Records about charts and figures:

## begin

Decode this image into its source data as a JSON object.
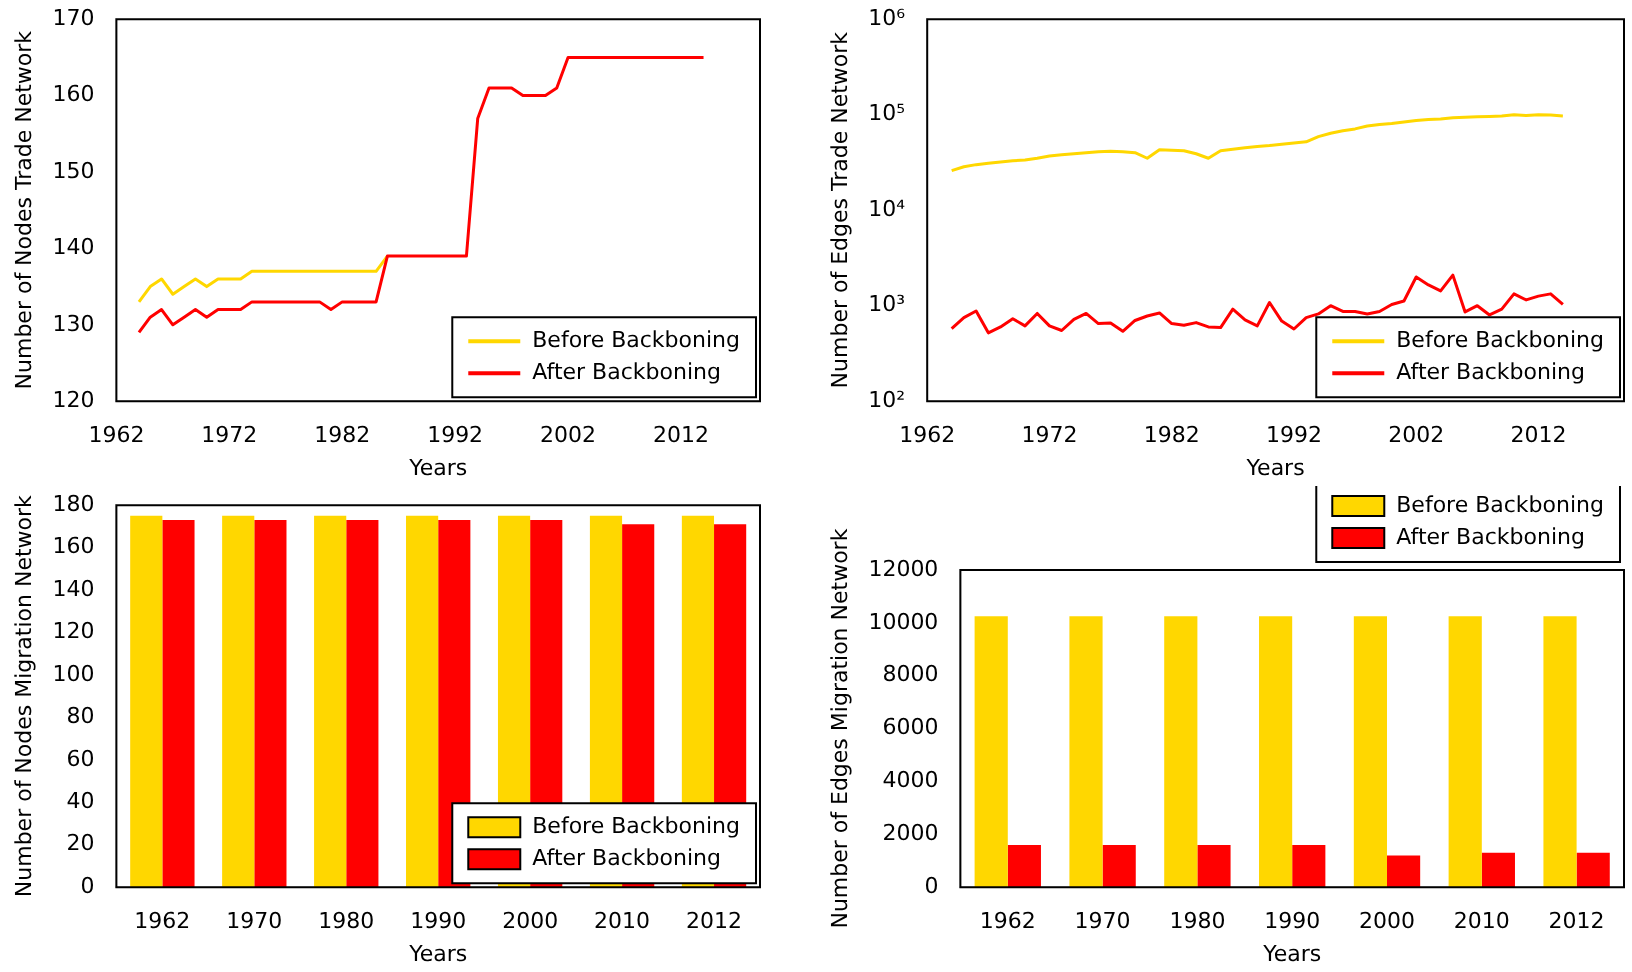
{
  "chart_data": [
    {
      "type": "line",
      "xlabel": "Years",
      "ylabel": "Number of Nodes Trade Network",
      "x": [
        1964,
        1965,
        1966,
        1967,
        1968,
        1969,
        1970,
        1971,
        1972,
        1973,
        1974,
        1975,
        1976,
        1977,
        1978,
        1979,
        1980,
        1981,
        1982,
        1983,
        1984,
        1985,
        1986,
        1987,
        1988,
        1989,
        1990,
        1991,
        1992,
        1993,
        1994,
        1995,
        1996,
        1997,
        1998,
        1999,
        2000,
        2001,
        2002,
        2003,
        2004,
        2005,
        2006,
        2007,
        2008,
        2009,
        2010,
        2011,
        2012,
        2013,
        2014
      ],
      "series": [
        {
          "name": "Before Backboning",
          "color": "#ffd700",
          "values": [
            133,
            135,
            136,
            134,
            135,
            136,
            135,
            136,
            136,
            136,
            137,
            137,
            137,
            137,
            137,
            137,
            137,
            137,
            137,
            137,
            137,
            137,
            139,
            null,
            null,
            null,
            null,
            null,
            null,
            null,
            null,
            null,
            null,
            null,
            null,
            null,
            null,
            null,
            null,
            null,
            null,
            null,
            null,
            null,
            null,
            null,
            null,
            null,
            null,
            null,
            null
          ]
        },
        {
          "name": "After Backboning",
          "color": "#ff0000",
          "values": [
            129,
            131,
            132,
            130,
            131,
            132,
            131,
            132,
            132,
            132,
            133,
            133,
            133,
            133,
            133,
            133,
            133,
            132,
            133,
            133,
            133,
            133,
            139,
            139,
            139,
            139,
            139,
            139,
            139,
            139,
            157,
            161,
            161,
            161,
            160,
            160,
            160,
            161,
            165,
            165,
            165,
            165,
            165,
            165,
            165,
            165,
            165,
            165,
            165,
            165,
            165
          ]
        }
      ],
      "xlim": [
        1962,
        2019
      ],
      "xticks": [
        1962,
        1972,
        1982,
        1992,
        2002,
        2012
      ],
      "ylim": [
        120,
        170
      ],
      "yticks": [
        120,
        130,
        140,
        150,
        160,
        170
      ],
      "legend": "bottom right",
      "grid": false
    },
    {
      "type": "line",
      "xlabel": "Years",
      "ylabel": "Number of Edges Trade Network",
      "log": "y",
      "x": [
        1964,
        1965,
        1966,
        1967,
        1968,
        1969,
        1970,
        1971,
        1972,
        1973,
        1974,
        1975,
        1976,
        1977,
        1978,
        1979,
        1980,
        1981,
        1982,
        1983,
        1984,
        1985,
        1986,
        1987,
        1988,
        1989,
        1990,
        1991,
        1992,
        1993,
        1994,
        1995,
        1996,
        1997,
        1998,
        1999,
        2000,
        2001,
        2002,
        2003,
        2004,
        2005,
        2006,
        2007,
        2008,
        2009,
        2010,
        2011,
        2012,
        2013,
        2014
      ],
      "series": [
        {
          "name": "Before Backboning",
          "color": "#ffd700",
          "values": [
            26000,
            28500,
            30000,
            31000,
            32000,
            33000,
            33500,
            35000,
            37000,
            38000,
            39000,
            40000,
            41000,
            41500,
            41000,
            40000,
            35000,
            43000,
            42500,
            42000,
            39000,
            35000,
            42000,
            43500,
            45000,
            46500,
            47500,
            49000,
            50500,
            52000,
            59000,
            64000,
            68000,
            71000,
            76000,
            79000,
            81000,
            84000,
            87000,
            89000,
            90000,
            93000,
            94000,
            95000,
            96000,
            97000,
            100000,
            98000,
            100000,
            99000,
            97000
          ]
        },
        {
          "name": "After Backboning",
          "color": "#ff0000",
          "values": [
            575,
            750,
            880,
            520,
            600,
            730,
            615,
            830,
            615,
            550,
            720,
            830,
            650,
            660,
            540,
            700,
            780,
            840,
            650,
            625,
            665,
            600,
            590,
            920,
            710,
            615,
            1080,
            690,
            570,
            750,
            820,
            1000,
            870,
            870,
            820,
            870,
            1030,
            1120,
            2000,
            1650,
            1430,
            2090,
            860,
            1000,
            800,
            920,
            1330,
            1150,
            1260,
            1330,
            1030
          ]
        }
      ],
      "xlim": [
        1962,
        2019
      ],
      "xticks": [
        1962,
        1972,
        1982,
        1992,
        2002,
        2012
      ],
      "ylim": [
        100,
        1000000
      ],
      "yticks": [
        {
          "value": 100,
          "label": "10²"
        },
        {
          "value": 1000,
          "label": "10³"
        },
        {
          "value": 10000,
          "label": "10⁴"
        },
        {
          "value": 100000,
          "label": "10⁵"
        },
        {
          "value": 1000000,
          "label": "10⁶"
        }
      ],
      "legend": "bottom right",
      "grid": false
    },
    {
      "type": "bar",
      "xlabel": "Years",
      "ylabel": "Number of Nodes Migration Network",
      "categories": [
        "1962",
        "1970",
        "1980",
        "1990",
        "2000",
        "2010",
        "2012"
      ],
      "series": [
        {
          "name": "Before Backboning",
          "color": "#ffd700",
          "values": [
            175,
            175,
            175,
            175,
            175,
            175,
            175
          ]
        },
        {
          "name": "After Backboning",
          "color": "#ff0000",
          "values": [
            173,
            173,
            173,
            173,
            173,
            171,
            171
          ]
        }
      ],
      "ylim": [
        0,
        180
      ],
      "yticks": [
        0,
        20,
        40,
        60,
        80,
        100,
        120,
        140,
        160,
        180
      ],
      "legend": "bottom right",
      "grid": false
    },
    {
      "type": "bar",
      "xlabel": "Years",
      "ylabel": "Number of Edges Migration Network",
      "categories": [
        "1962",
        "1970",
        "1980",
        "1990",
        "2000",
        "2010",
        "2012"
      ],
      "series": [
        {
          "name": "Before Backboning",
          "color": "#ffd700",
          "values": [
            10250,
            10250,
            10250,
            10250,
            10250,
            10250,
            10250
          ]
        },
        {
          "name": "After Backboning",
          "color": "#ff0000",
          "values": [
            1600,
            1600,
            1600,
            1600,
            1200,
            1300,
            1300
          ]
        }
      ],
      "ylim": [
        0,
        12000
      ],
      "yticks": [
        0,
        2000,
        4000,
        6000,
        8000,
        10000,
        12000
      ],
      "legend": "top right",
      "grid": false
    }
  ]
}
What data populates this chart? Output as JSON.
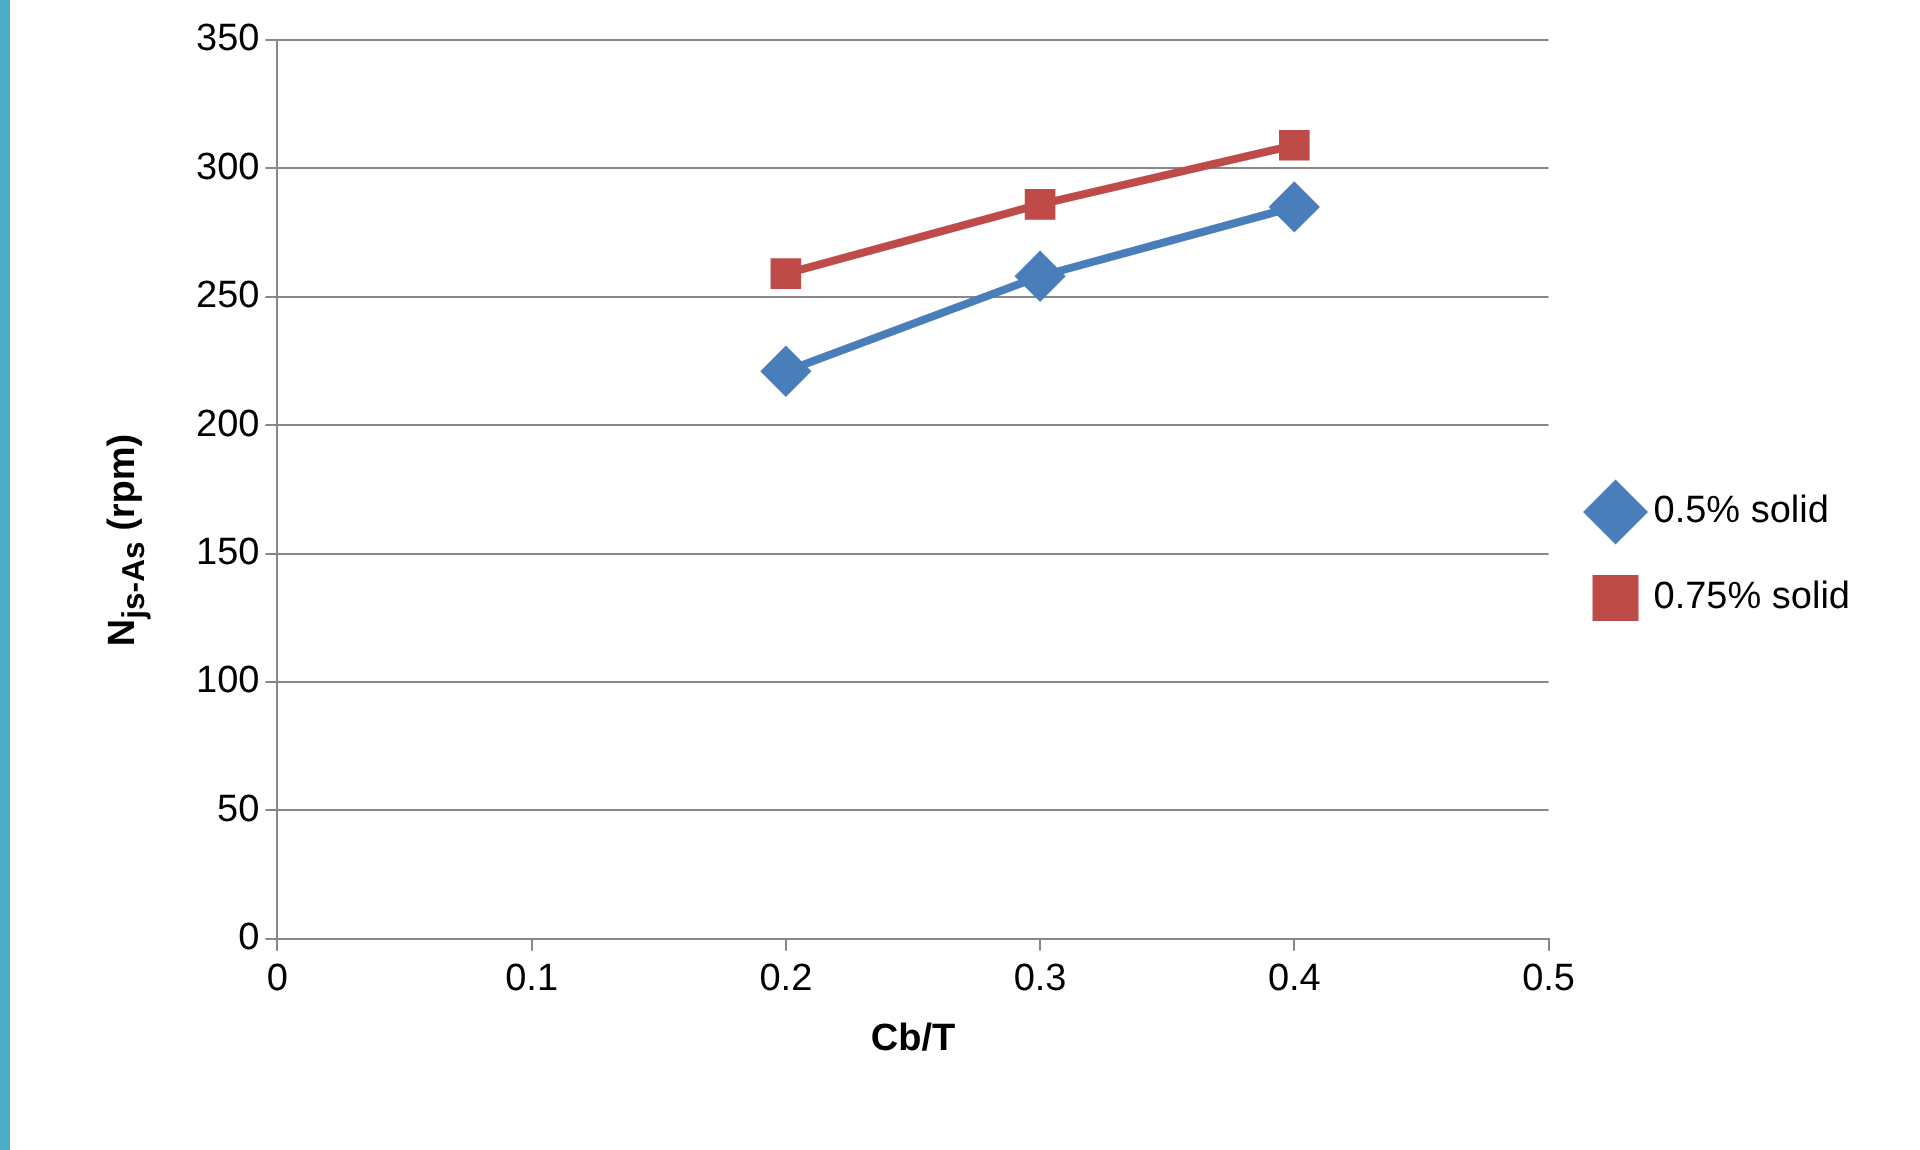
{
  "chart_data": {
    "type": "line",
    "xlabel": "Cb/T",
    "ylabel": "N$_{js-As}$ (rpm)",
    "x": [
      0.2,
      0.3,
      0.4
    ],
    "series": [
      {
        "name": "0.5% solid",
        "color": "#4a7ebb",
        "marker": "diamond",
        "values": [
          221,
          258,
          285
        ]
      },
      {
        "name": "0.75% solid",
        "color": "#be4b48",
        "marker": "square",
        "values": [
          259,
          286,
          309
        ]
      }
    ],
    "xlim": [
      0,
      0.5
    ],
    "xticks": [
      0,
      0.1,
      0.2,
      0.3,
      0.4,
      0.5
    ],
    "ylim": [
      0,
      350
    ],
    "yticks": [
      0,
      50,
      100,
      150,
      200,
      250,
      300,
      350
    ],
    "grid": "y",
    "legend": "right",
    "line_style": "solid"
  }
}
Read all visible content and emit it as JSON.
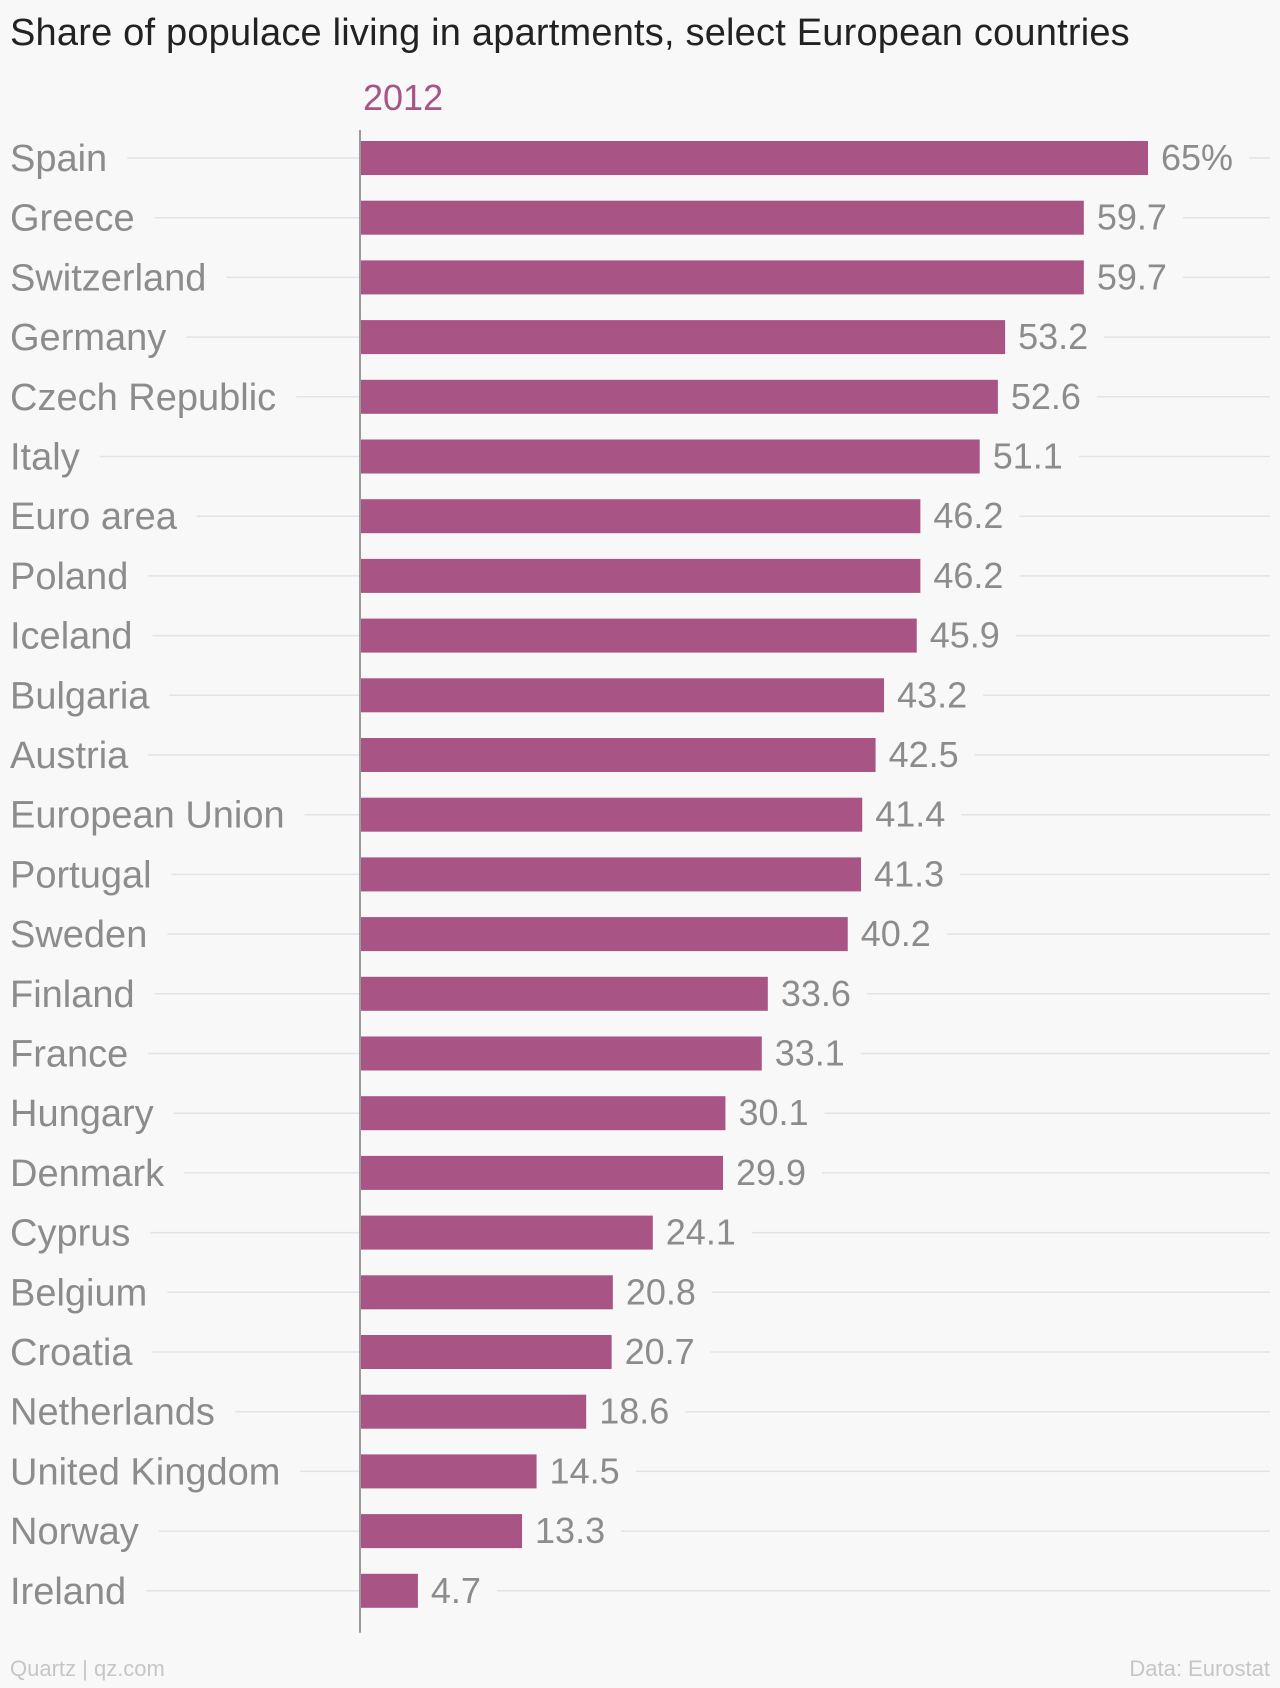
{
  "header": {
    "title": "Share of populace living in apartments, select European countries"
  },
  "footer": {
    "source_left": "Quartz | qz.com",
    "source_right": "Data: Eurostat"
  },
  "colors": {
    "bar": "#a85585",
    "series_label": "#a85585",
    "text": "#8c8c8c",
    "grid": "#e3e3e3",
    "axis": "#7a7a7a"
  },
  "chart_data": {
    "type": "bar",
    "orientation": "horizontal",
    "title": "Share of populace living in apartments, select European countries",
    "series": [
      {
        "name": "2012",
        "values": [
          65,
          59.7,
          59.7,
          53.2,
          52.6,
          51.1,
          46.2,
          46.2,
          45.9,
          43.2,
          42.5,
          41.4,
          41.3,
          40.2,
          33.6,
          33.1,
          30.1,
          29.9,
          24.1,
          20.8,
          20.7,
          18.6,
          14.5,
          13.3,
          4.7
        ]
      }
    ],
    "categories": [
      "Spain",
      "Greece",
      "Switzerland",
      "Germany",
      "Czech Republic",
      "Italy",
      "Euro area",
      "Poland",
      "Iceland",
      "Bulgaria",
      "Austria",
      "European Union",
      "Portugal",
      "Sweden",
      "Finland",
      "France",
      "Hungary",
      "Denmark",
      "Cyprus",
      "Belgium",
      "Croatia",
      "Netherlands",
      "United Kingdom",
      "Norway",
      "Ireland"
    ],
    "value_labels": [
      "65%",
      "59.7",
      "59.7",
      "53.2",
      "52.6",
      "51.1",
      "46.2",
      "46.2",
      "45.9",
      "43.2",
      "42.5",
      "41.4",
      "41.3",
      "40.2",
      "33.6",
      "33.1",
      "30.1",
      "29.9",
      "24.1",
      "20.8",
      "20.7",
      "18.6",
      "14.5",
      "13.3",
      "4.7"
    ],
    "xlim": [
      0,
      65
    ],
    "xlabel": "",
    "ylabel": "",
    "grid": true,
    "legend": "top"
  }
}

## end

Find every line that holds "title" and copy it.

— Exercise result —
    "title": "Share of populace living in apartments, select European countries"
    "title": "Share of populace living in apartments, select European countries",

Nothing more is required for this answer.